[Chart and figure data]
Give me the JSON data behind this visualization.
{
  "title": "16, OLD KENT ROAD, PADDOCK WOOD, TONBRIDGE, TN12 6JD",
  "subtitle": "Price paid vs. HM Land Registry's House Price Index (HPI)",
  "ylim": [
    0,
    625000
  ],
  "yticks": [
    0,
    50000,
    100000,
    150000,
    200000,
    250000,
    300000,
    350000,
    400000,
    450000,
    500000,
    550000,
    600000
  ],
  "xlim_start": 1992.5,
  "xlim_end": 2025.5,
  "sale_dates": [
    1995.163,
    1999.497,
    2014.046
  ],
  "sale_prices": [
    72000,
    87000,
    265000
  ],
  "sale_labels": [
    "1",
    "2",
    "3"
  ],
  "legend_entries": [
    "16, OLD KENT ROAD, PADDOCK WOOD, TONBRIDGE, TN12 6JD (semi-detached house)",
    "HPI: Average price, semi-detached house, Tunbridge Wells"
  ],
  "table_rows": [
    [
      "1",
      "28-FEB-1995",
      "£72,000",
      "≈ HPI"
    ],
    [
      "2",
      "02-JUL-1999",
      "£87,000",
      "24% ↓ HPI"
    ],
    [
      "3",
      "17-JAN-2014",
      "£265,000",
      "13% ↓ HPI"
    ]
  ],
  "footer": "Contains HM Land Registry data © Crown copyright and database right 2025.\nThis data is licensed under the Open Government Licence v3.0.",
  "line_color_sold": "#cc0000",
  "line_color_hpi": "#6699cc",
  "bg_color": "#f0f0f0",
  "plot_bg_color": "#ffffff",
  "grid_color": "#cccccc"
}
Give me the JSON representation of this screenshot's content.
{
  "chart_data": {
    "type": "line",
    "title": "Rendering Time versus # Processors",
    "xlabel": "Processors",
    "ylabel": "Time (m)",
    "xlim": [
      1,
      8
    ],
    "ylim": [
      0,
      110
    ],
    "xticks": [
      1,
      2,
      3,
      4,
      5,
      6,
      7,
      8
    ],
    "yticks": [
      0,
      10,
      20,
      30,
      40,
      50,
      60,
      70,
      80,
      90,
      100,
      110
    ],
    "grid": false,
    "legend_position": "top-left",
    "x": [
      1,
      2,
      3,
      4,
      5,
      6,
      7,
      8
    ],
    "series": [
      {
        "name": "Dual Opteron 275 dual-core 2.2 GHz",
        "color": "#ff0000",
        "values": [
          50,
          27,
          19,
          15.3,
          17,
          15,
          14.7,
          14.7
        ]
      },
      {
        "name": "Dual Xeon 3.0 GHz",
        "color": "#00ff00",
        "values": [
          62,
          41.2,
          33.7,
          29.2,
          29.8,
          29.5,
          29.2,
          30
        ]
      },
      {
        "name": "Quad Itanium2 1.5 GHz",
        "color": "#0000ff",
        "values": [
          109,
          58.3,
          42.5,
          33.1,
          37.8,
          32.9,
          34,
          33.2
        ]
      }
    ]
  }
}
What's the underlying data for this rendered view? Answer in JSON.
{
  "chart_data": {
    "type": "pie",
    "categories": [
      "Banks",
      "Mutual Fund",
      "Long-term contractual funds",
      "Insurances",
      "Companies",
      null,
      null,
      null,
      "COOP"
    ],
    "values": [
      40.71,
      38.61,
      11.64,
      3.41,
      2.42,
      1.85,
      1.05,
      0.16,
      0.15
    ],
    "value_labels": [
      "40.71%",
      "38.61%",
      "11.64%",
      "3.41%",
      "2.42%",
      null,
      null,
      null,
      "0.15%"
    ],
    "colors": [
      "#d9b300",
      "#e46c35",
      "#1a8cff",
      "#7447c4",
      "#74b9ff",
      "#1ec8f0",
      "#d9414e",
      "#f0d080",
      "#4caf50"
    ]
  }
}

# Problem requirements
Looking back at the lines above, state how many contain the word "Give", and supply nothing besides the number.

# Answer to this problem
2